## WRITTEN TASK
Retype all of the data. Every line must match exactly.

(Dataset items)

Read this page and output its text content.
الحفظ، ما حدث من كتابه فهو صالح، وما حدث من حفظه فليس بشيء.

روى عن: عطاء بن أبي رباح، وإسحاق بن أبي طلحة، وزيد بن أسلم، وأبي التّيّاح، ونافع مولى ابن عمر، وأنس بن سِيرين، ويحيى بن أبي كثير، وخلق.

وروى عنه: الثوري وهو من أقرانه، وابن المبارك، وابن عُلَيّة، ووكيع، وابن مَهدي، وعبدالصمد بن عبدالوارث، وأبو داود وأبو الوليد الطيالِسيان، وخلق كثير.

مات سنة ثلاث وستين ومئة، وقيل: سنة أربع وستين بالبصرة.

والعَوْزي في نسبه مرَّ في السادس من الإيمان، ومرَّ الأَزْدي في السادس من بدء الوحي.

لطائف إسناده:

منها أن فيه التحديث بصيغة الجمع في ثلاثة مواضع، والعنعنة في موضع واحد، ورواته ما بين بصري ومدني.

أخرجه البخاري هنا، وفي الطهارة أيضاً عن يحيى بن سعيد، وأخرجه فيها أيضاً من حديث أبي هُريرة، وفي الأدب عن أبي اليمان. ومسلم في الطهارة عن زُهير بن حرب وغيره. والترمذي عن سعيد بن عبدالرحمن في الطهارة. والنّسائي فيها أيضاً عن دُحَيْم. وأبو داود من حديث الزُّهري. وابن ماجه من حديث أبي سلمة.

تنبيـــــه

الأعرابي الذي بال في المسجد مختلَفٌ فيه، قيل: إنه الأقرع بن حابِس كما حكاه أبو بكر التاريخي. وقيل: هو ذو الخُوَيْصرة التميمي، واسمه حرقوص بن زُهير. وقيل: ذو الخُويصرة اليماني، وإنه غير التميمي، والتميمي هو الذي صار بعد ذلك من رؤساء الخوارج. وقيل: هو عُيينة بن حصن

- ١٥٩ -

## FINAL RESULT
Read this page and output its text content.
الحفظ، ما حدث من كتابه فهو صالح، وما حدث من حفظه فليس بشيء.

روى عن: عطاء بن أبي رباح، وإسحاق بن أبي طلحة، وزيد بن أسلم، وأبي التّيّاح، ونافع مولى ابن عمر، وأنس بن سِيرين، ويحيى بن أبي كثير، وخلق.

وروى عنه: الثوري وهو من أقرانه، وابن المبارك، وابن عُلَيّة، ووكيع، وابن مَهدي، وعبدالصمد بن عبدالوارث، وأبو داود وأبو الوليد الطيالِسيان، وخلق كثير.

مات سنة ثلاث وستين ومئة، وقيل: سنة أربع وستين بالبصرة.

والعَوْزي في نسبه مرَّ في السادس من الإيمان، ومرَّ الأَزْدي في السادس من بدء الوحي.

لطائف إسناده:

منها أن فيه التحديث بصيغة الجمع في ثلاثة مواضع، والعنعنة في موضع واحد، ورواته ما بين بصري ومدني.

أخرجه البخاري هنا، وفي الطهارة أيضاً عن يحيى بن سعيد، وأخرجه فيها أيضاً من حديث أبي هُريرة، وفي الأدب عن أبي اليمان. ومسلم في الطهارة عن زُهير بن حرب وغيره. والترمذي عن سعيد بن عبدالرحمن في الطهارة. والنّسائي فيها أيضاً عن دُحَيْم. وأبو داود من حديث الزُّهري. وابن ماجه من حديث أبي سلمة.

تنبيـــــه

الأعرابي الذي بال في المسجد مختلَفٌ فيه، قيل: إنه الأقرع بن حابِس كما حكاه أبو بكر التاريخي. وقيل: هو ذو الخُوَيْصرة التميمي، واسمه حرقوص بن زُهير. وقيل: ذو الخُويصرة اليماني، وإنه غير التميمي، والتميمي هو الذي صار بعد ذلك من رؤساء الخوارج. وقيل: هو عُيينة بن حصن

- ١٥٩ -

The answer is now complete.